> WHAT TO WORK ON:
Without the pictures, write out all the lines below exactly as they appear.

> EXTRACTED INFORMATION:
[start]
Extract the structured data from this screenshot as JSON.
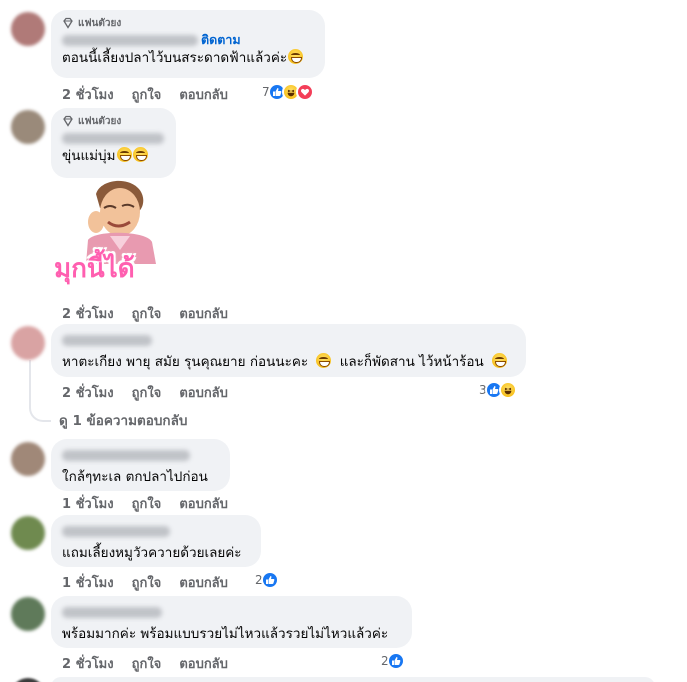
{
  "comments": [
    {
      "badge": "แฟนตัวยง",
      "follow": "ติดตาม",
      "text": "ตอนนี้เลี้ยงปลาไว้บนสระดาดฟ้าแล้วค่ะ",
      "time": "2 ชั่วโมง",
      "like": "ถูกใจ",
      "reply": "ตอบกลับ",
      "reaction_count": "7",
      "reactions": [
        "like-icon",
        "haha-icon",
        "love-icon"
      ]
    },
    {
      "badge": "แฟนตัวยง",
      "text": "ขุ่นแม่บุ่ม",
      "sticker_text": "มุกนี้ได้",
      "time": "2 ชั่วโมง",
      "like": "ถูกใจ",
      "reply": "ตอบกลับ"
    },
    {
      "text": "หาตะเกียง พายุ สมัย รุนคุณยาย ก่อนนะคะ",
      "text2": "และก็พัดสาน ไว้หน้าร้อน",
      "time": "2 ชั่วโมง",
      "like": "ถูกใจ",
      "reply": "ตอบกลับ",
      "reaction_count": "3",
      "reactions": [
        "like-icon",
        "haha-icon"
      ],
      "view_replies": "ดู 1 ข้อความตอบกลับ"
    },
    {
      "text": "ใกล้ๆทะเล ตกปลาไปก่อน",
      "time": "1 ชั่วโมง",
      "like": "ถูกใจ",
      "reply": "ตอบกลับ"
    },
    {
      "text": "แถมเลี้ยงหมูวัวควายด้วยเลยค่ะ",
      "time": "1 ชั่วโมง",
      "like": "ถูกใจ",
      "reply": "ตอบกลับ",
      "reaction_count": "2",
      "reactions": [
        "like-icon"
      ]
    },
    {
      "text": "พร้อมมากค่ะ พร้อมแบบรวยไม่ไหวแล้วรวยไม่ไหวแล้วค่ะ",
      "time": "2 ชั่วโมง",
      "like": "ถูกใจ",
      "reply": "ตอบกลับ",
      "reaction_count": "2",
      "reactions": [
        "like-icon"
      ]
    }
  ],
  "colors": {
    "bubble": "#f0f2f5",
    "meta_text": "#65676b",
    "link_blue": "#0064d1",
    "like_blue": "#1877f2",
    "love_red": "#f33e58",
    "sticker_pink": "#ff5fb0"
  }
}
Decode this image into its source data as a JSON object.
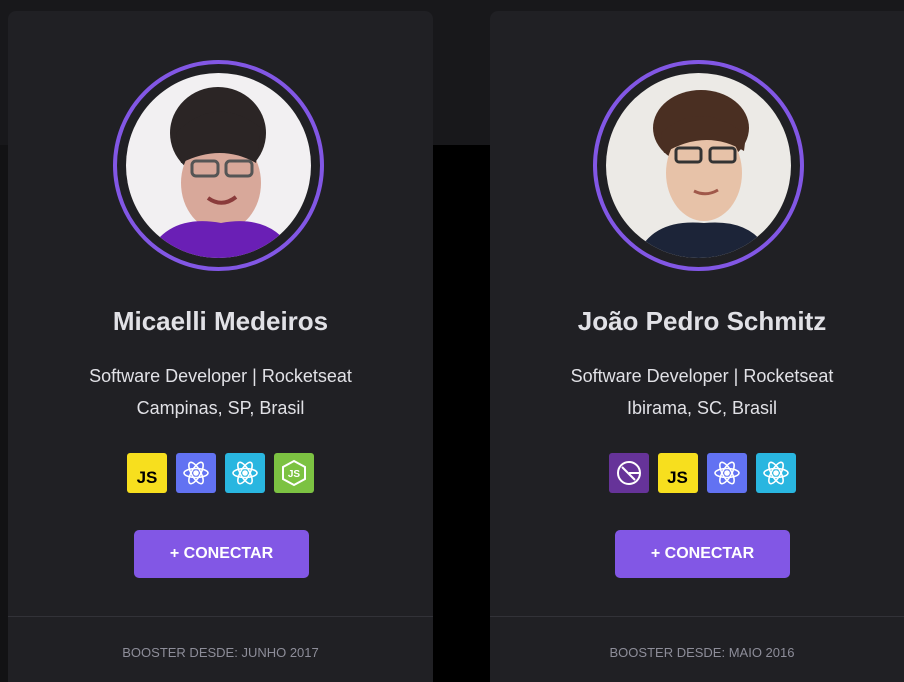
{
  "colors": {
    "accent": "#8257e5",
    "card_bg": "#202024",
    "text": "#e1e1e6",
    "muted": "#8d8d99"
  },
  "cards": [
    {
      "name": "Micaelli Medeiros",
      "role": "Software Developer | Rocketseat",
      "location": "Campinas, SP, Brasil",
      "badges": [
        {
          "icon": "javascript-icon",
          "label": "JS",
          "color": "#f7df1e"
        },
        {
          "icon": "react-icon",
          "color": "#6272f2"
        },
        {
          "icon": "react-icon",
          "color": "#29b6e0"
        },
        {
          "icon": "nodejs-icon",
          "label": "JS",
          "color": "#7cc242"
        }
      ],
      "connect_label": "+ CONECTAR",
      "footer": "BOOSTER DESDE: JUNHO 2017"
    },
    {
      "name": "João Pedro Schmitz",
      "role": "Software Developer | Rocketseat",
      "location": "Ibirama, SC, Brasil",
      "badges": [
        {
          "icon": "gatsby-icon",
          "color": "#663399"
        },
        {
          "icon": "javascript-icon",
          "label": "JS",
          "color": "#f7df1e"
        },
        {
          "icon": "react-icon",
          "color": "#6272f2"
        },
        {
          "icon": "react-icon",
          "color": "#29b6e0"
        }
      ],
      "connect_label": "+ CONECTAR",
      "footer": "BOOSTER DESDE: MAIO 2016"
    }
  ]
}
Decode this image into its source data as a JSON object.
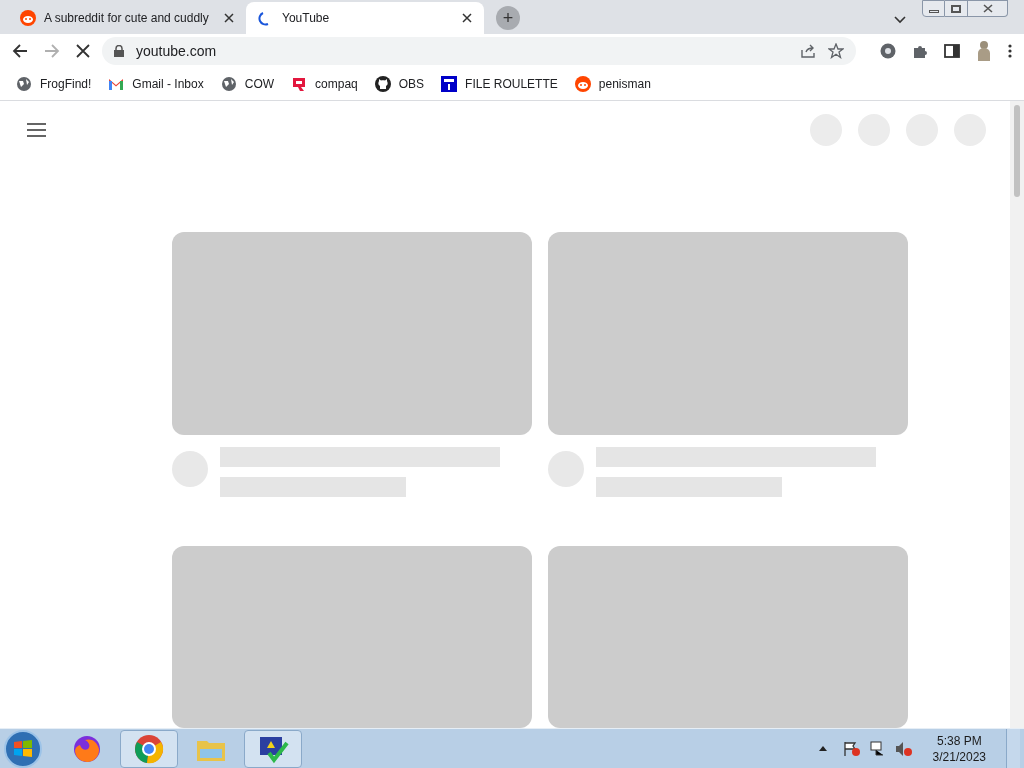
{
  "tabs": [
    {
      "title": "A subreddit for cute and cuddly",
      "kind": "reddit",
      "selected": false
    },
    {
      "title": "YouTube",
      "kind": "spinner",
      "selected": true
    }
  ],
  "new_tab_button": "+",
  "address_bar": {
    "url": "youtube.com",
    "loading": true
  },
  "bookmarks": [
    {
      "label": "FrogFind!",
      "kind": "globe"
    },
    {
      "label": "Gmail - Inbox",
      "kind": "gmail"
    },
    {
      "label": "COW",
      "kind": "globe"
    },
    {
      "label": "compaq",
      "kind": "compaq"
    },
    {
      "label": "OBS",
      "kind": "github"
    },
    {
      "label": "FILE ROULETTE",
      "kind": "mft"
    },
    {
      "label": "penisman",
      "kind": "reddit"
    }
  ],
  "taskbar": {
    "apps": [
      {
        "kind": "fox",
        "running": false
      },
      {
        "kind": "chrome",
        "running": true
      },
      {
        "kind": "folder",
        "running": false
      },
      {
        "kind": "monitor",
        "running": true
      }
    ],
    "time": "5:38 PM",
    "date": "3/21/2023"
  }
}
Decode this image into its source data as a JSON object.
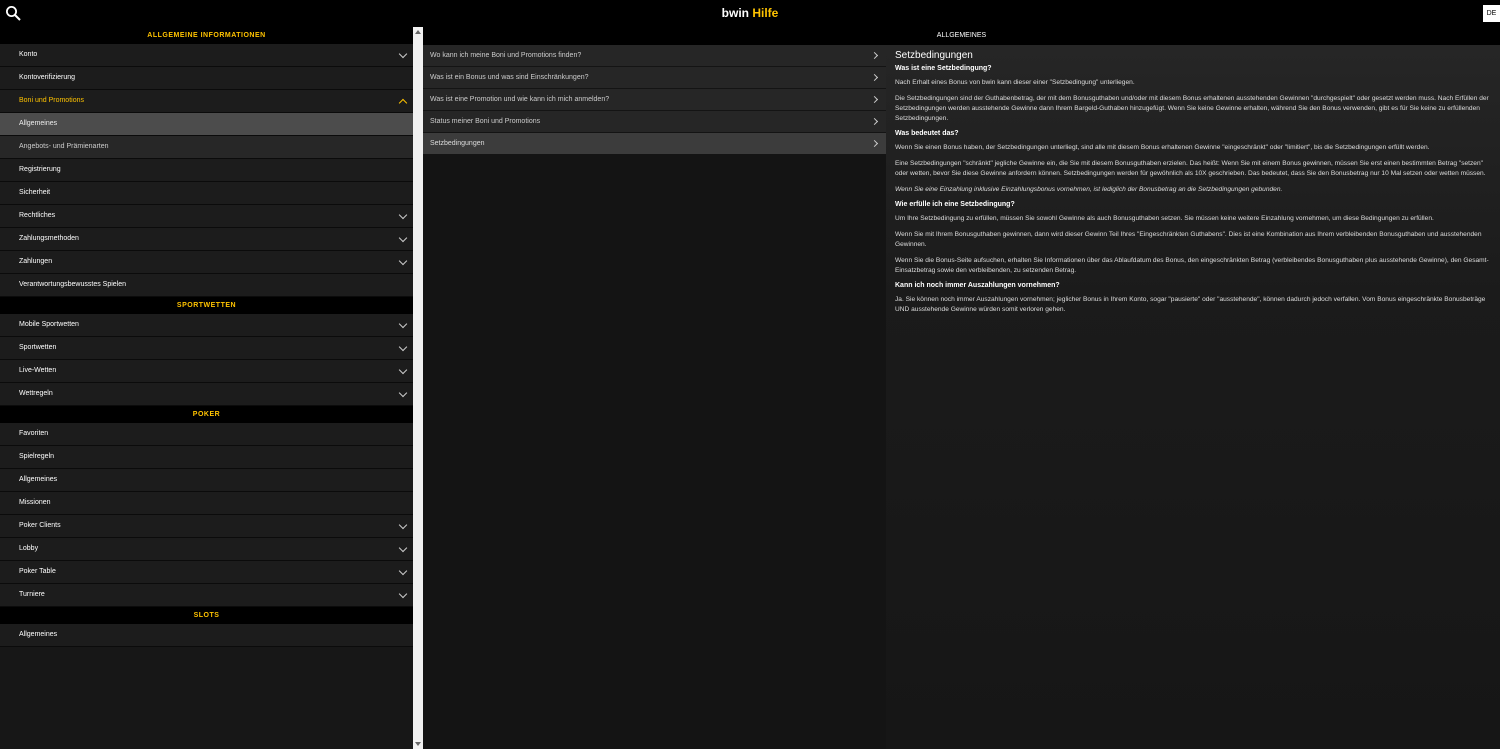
[end]
> OUTPUT FOR THIS EXERCISE:
Extract the structured data from this screenshot as JSON.
{
  "comments": [
    {
      "badge": "แฟนตัวยง",
      "follow": "ติดตาม",
      "text": "ตอนนี้เลี้ยงปลาไว้บนสระดาดฟ้าแล้วค่ะ",
      "time": "2 ชั่วโมง",
      "like": "ถูกใจ",
      "reply": "ตอบกลับ",
      "reaction_count": "7",
      "reactions": [
        "like-icon",
        "haha-icon",
        "love-icon"
      ]
    },
    {
      "badge": "แฟนตัวยง",
      "text": "ขุ่นแม่บุ่ม",
      "sticker_text": "มุกนี้ได้",
      "time": "2 ชั่วโมง",
      "like": "ถูกใจ",
      "reply": "ตอบกลับ"
    },
    {
      "text": "หาตะเกียง พายุ สมัย รุนคุณยาย ก่อนนะคะ",
      "text2": "และก็พัดสาน ไว้หน้าร้อน",
      "time": "2 ชั่วโมง",
      "like": "ถูกใจ",
      "reply": "ตอบกลับ",
      "reaction_count": "3",
      "reactions": [
        "like-icon",
        "haha-icon"
      ],
      "view_replies": "ดู 1 ข้อความตอบกลับ"
    },
    {
      "text": "ใกล้ๆทะเล ตกปลาไปก่อน",
      "time": "1 ชั่วโมง",
      "like": "ถูกใจ",
      "reply": "ตอบกลับ"
    },
    {
      "text": "แถมเลี้ยงหมูวัวควายด้วยเลยค่ะ",
      "time": "1 ชั่วโมง",
      "like": "ถูกใจ",
      "reply": "ตอบกลับ",
      "reaction_count": "2",
      "reactions": [
        "like-icon"
      ]
    },
    {
      "text": "พร้อมมากค่ะ พร้อมแบบรวยไม่ไหวแล้วรวยไม่ไหวแล้วค่ะ",
      "time": "2 ชั่วโมง",
      "like": "ถูกใจ",
      "reply": "ตอบกลับ",
      "reaction_count": "2",
      "reactions": [
        "like-icon"
      ]
    }
  ],
  "colors": {
    "bubble": "#f0f2f5",
    "meta_text": "#65676b",
    "link_blue": "#0064d1",
    "like_blue": "#1877f2",
    "love_red": "#f33e58",
    "sticker_pink": "#ff5fb0"
  }
}
Decode this image into its source data as a JSON object.
{
  "colors": {
    "accent": "#8257e5",
    "card_bg": "#202024",
    "text": "#e1e1e6",
    "muted": "#8d8d99"
  },
  "cards": [
    {
      "name": "Micaelli Medeiros",
      "role": "Software Developer | Rocketseat",
      "location": "Campinas, SP, Brasil",
      "badges": [
        {
          "icon": "javascript-icon",
          "label": "JS",
          "color": "#f7df1e"
        },
        {
          "icon": "react-icon",
          "color": "#6272f2"
        },
        {
          "icon": "react-icon",
          "color": "#29b6e0"
        },
        {
          "icon": "nodejs-icon",
          "label": "JS",
          "color": "#7cc242"
        }
      ],
      "connect_label": "+ CONECTAR",
      "footer": "BOOSTER DESDE: JUNHO 2017"
    },
    {
      "name": "João Pedro Schmitz",
      "role": "Software Developer | Rocketseat",
      "location": "Ibirama, SC, Brasil",
      "badges": [
        {
          "icon": "gatsby-icon",
          "color": "#663399"
        },
        {
          "icon": "javascript-icon",
          "label": "JS",
          "color": "#f7df1e"
        },
        {
          "icon": "react-icon",
          "color": "#6272f2"
        },
        {
          "icon": "react-icon",
          "color": "#29b6e0"
        }
      ],
      "connect_label": "+ CONECTAR",
      "footer": "BOOSTER DESDE: MAIO 2016"
    }
  ]
}
Decode this image into its source data as a JSON object.
{
  "tabs": [
    {
      "title": "A subreddit for cute and cuddly",
      "kind": "reddit",
      "selected": false
    },
    {
      "title": "YouTube",
      "kind": "spinner",
      "selected": true
    }
  ],
  "new_tab_button": "+",
  "address_bar": {
    "url": "youtube.com",
    "loading": true
  },
  "bookmarks": [
    {
      "label": "FrogFind!",
      "kind": "globe"
    },
    {
      "label": "Gmail - Inbox",
      "kind": "gmail"
    },
    {
      "label": "COW",
      "kind": "globe"
    },
    {
      "label": "compaq",
      "kind": "compaq"
    },
    {
      "label": "OBS",
      "kind": "github"
    },
    {
      "label": "FILE ROULETTE",
      "kind": "mft"
    },
    {
      "label": "penisman",
      "kind": "reddit"
    }
  ],
  "taskbar": {
    "apps": [
      {
        "kind": "fox",
        "running": false
      },
      {
        "kind": "chrome",
        "running": true
      },
      {
        "kind": "folder",
        "running": false
      },
      {
        "kind": "monitor",
        "running": true
      }
    ],
    "time": "5:38 PM",
    "date": "3/21/2023"
  }
}
Decode this image into its source data as a JSON object.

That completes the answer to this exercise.